§ **Task statement**:
Find each line with "only" and copy it.

§ **Collected data entries**:
## BEGIN

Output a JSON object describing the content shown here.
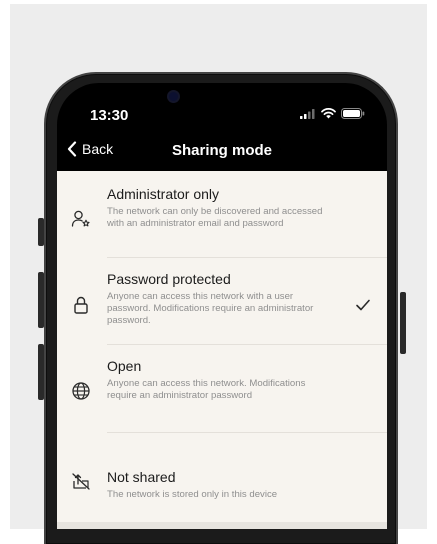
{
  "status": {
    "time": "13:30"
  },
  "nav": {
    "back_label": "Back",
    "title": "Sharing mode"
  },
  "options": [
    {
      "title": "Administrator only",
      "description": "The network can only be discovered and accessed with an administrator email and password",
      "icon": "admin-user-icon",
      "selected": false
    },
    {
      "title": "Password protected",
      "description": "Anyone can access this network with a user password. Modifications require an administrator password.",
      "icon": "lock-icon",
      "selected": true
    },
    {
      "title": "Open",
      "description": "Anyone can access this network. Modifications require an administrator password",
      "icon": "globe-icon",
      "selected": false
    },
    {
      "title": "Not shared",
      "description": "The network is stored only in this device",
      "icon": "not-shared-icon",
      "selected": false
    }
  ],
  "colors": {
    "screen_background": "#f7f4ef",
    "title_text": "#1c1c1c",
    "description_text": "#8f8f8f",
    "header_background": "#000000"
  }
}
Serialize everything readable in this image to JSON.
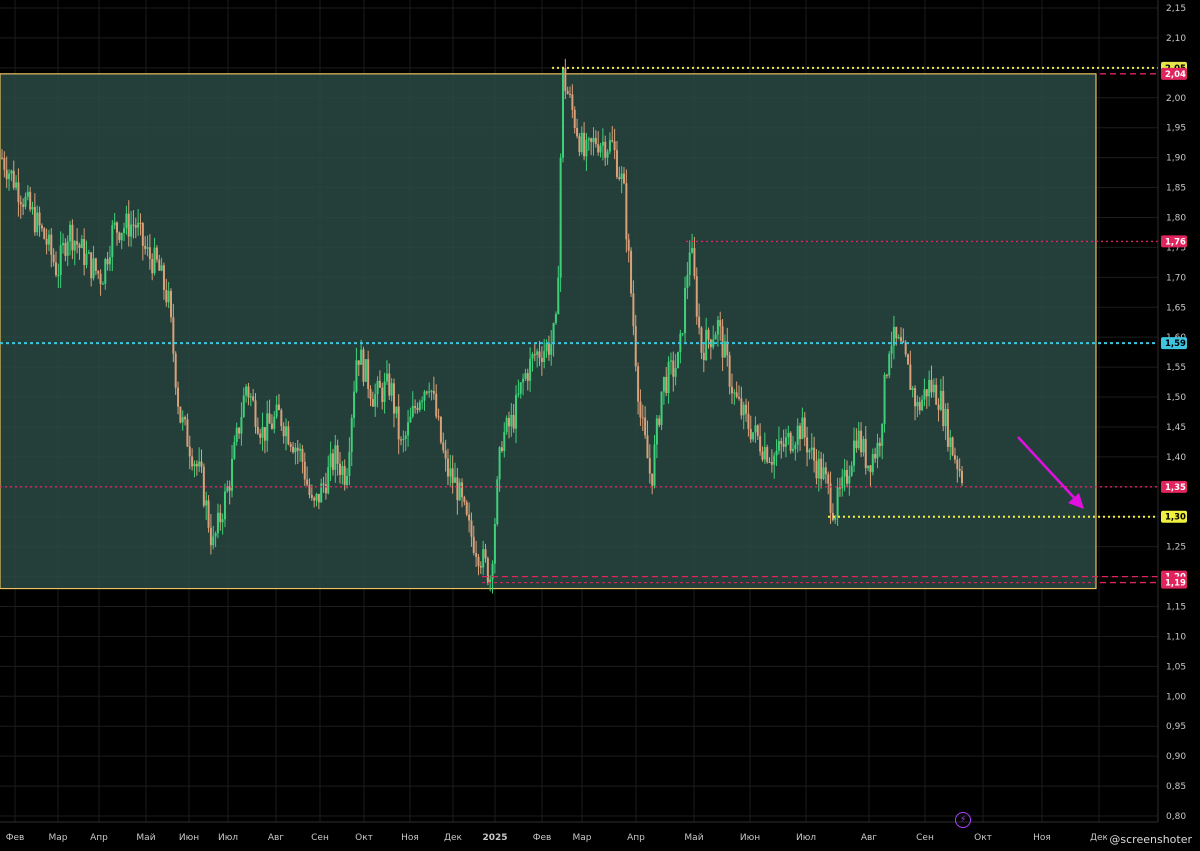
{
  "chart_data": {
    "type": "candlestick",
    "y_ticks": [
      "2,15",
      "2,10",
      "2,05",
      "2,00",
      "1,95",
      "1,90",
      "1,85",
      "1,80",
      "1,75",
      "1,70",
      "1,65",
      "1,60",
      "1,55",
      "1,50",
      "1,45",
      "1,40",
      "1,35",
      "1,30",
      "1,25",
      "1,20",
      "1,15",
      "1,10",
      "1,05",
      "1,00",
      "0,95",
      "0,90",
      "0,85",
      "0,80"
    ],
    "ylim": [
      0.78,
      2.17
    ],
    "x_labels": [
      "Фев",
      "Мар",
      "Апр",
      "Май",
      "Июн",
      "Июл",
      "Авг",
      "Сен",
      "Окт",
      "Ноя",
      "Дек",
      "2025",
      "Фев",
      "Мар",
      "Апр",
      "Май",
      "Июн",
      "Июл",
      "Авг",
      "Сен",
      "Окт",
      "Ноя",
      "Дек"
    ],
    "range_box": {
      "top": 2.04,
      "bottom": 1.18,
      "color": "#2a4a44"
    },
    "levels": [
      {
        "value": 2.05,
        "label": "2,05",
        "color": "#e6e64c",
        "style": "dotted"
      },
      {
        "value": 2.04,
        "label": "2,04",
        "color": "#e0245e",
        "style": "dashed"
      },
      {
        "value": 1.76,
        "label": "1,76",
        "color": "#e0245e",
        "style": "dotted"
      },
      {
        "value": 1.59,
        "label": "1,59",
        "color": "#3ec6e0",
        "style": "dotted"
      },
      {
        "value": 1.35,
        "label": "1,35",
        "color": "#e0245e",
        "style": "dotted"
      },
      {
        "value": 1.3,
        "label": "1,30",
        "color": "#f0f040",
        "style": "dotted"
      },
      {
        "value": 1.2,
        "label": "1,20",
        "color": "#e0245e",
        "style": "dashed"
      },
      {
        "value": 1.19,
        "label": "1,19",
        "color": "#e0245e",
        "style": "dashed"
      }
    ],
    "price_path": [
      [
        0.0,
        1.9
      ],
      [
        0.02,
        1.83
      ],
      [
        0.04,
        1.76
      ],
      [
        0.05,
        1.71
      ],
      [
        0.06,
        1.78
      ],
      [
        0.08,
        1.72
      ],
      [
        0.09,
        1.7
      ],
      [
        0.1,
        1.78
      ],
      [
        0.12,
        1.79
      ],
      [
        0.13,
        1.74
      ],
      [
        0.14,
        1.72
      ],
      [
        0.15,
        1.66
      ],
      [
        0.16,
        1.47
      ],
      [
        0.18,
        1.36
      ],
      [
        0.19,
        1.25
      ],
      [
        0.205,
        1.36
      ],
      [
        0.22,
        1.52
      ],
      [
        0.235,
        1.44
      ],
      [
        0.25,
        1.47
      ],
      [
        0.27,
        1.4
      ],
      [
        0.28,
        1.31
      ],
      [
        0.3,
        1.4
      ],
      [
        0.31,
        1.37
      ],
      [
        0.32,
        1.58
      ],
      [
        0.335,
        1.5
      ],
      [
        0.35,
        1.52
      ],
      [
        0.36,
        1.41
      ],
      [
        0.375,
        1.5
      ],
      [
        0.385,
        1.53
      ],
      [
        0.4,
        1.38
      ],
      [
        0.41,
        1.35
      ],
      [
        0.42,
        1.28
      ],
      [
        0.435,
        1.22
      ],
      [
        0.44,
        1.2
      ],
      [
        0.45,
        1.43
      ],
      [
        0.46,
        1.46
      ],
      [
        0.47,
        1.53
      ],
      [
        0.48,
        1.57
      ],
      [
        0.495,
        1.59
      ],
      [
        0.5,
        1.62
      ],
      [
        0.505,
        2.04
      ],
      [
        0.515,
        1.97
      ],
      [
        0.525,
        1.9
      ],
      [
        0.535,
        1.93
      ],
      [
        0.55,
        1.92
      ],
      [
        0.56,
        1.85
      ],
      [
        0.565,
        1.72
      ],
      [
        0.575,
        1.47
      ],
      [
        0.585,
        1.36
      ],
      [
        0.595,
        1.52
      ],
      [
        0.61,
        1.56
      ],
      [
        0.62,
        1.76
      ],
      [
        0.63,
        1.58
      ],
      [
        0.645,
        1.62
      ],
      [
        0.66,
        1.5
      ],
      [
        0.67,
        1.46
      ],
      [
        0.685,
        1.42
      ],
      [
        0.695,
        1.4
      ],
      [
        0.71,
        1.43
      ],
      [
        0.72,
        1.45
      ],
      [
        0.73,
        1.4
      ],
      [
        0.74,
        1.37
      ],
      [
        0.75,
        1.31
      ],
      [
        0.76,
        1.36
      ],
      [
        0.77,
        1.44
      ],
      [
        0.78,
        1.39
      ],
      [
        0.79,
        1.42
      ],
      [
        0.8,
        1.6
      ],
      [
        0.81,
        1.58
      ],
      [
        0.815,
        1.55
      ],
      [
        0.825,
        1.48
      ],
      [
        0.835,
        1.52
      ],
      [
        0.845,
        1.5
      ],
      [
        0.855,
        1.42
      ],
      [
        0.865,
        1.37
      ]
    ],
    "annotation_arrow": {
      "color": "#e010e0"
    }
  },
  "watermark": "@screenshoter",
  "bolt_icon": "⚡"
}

## END
## BEGIN

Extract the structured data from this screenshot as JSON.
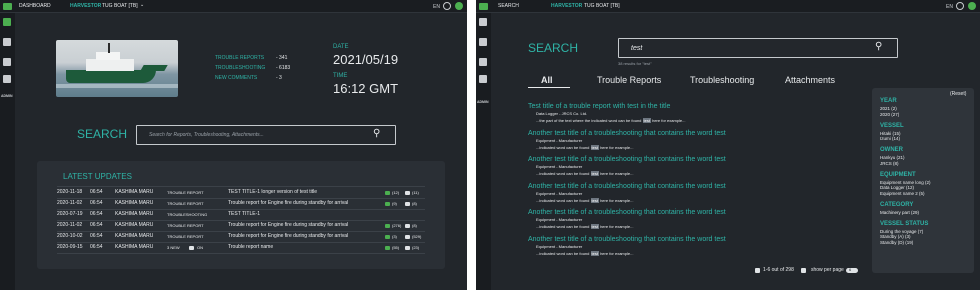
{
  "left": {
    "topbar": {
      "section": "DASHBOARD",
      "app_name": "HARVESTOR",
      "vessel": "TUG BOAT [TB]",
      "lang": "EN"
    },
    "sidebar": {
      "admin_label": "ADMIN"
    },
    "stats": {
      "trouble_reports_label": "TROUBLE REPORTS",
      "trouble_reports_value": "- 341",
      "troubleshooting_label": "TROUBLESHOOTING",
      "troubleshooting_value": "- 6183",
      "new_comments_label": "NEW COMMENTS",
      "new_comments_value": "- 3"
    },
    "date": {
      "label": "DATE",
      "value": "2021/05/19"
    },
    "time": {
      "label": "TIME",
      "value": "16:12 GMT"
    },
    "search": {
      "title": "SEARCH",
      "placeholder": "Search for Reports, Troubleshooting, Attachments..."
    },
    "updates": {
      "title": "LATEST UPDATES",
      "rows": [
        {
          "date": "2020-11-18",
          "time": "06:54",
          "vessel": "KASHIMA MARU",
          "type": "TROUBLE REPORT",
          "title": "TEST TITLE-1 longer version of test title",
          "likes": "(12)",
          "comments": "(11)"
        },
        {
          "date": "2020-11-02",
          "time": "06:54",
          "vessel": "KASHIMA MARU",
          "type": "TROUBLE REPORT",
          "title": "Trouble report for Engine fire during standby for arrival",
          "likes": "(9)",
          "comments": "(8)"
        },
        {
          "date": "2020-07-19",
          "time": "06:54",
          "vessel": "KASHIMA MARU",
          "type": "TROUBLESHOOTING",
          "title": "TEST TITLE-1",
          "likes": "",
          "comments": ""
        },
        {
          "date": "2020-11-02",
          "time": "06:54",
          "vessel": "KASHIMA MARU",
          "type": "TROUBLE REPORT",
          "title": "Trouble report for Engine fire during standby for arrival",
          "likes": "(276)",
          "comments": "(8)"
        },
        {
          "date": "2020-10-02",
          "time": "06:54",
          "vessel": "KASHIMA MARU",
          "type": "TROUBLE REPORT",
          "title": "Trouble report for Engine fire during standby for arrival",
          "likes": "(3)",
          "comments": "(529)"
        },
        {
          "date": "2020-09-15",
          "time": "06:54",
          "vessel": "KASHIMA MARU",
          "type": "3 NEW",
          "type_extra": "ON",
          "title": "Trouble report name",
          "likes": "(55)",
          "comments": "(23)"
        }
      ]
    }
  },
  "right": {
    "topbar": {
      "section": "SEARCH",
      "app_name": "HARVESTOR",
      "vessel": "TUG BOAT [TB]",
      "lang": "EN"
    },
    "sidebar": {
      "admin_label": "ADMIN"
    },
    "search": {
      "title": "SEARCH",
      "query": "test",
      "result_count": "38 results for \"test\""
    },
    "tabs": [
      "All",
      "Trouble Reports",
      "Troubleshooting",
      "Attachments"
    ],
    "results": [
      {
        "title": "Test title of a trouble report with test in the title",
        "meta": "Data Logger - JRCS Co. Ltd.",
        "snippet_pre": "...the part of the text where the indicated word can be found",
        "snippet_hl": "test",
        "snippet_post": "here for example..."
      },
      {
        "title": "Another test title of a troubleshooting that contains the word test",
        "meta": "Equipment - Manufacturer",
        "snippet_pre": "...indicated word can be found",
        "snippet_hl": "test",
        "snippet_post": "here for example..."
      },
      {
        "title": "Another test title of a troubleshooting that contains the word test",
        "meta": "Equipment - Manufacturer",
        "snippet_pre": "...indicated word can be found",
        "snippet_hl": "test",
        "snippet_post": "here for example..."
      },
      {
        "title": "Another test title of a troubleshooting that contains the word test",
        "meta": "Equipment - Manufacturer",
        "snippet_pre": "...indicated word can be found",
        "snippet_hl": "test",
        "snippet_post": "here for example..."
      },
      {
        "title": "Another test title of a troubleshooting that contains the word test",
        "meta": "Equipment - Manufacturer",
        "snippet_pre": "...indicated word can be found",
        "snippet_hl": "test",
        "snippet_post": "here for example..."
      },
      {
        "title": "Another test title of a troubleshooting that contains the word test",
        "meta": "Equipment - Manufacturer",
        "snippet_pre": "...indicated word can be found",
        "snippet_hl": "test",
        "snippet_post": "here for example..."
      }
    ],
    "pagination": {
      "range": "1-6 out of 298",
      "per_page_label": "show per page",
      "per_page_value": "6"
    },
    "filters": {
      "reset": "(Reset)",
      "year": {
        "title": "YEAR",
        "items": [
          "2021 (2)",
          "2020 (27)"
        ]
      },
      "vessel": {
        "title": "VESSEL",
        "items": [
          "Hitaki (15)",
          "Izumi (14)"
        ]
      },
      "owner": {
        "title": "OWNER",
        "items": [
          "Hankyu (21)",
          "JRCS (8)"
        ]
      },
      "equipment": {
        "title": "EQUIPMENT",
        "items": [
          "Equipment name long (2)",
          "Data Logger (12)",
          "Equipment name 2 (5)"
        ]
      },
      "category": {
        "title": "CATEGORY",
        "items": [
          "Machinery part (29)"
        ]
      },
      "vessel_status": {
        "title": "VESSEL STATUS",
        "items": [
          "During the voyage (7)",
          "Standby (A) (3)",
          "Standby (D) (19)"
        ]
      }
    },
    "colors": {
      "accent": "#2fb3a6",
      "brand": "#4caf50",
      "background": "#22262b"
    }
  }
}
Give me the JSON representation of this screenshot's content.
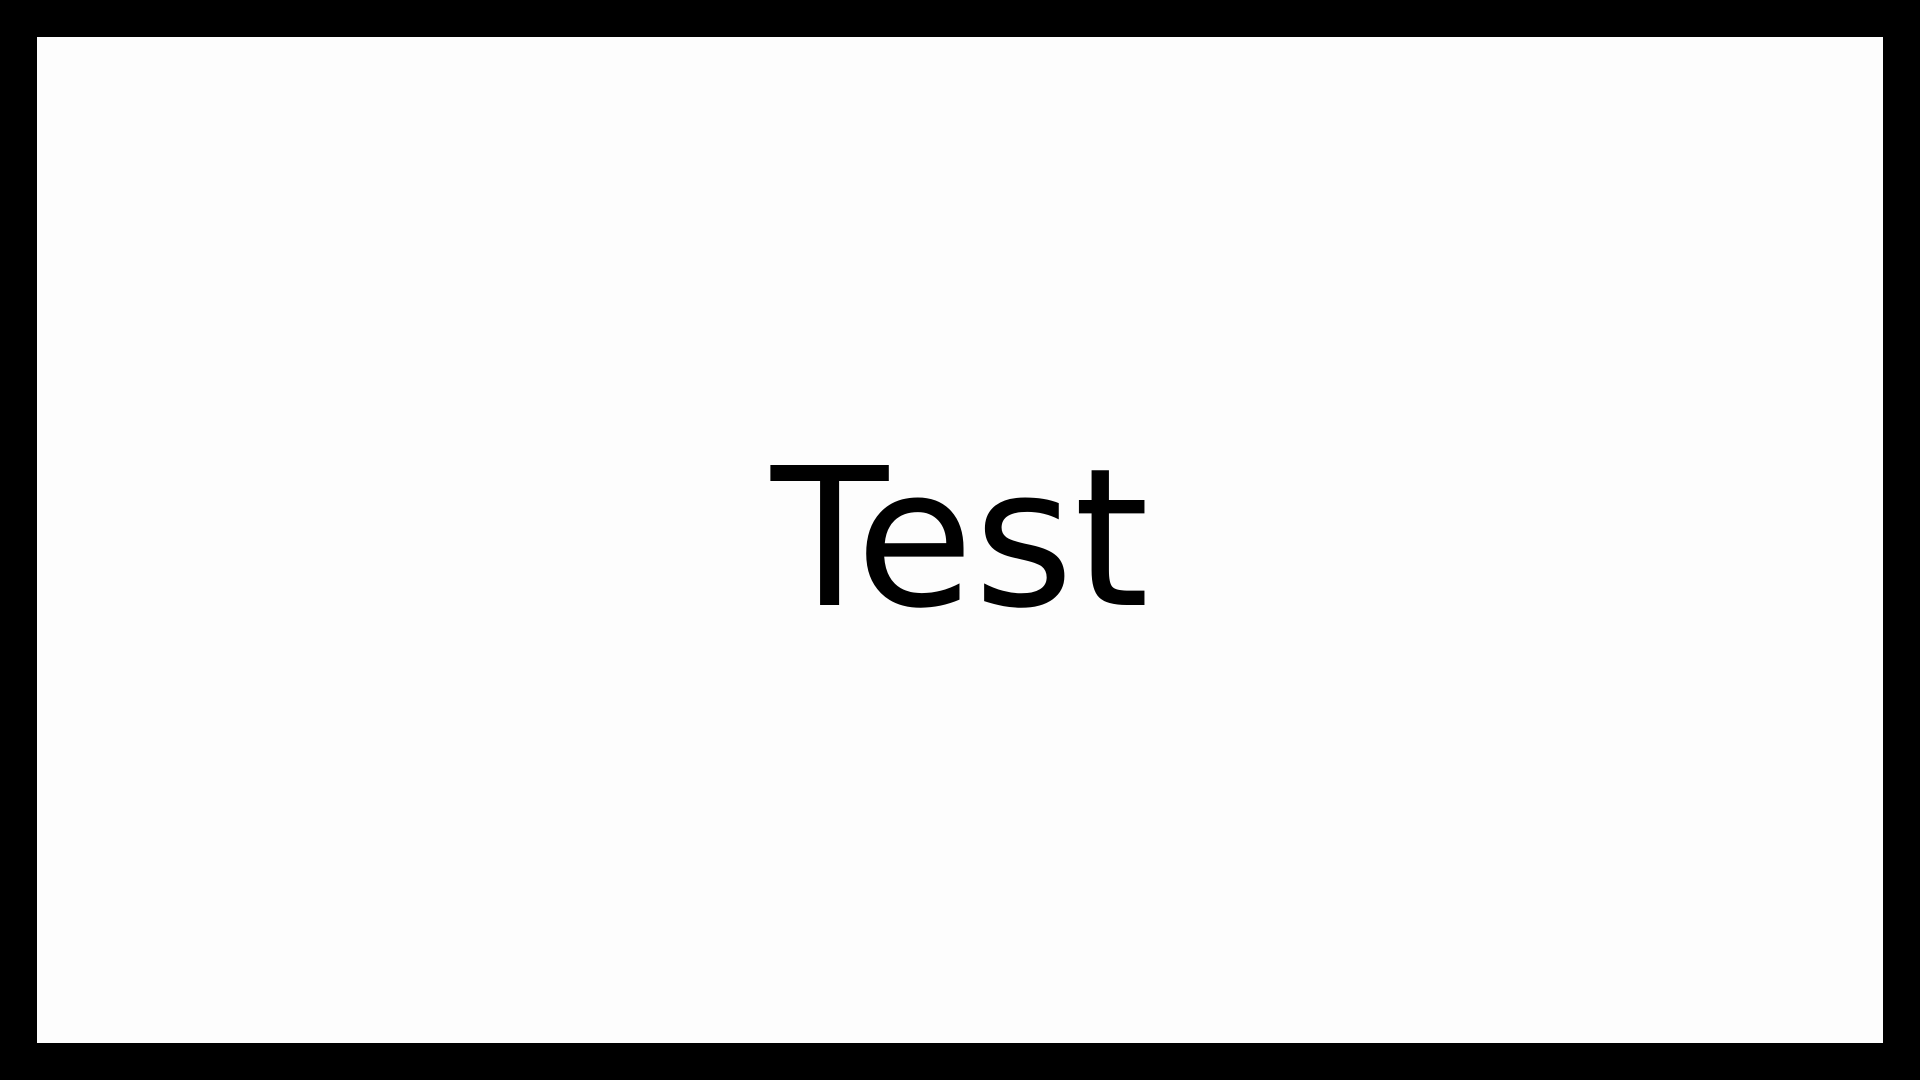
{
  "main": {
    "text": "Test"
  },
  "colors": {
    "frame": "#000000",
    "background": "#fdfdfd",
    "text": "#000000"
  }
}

## END

§ **The answer**:
      "title": "Administrator only",
      "description": "The network can only be discovered and accessed with an administrator email and password",
      "description": "The network is stored only in this device",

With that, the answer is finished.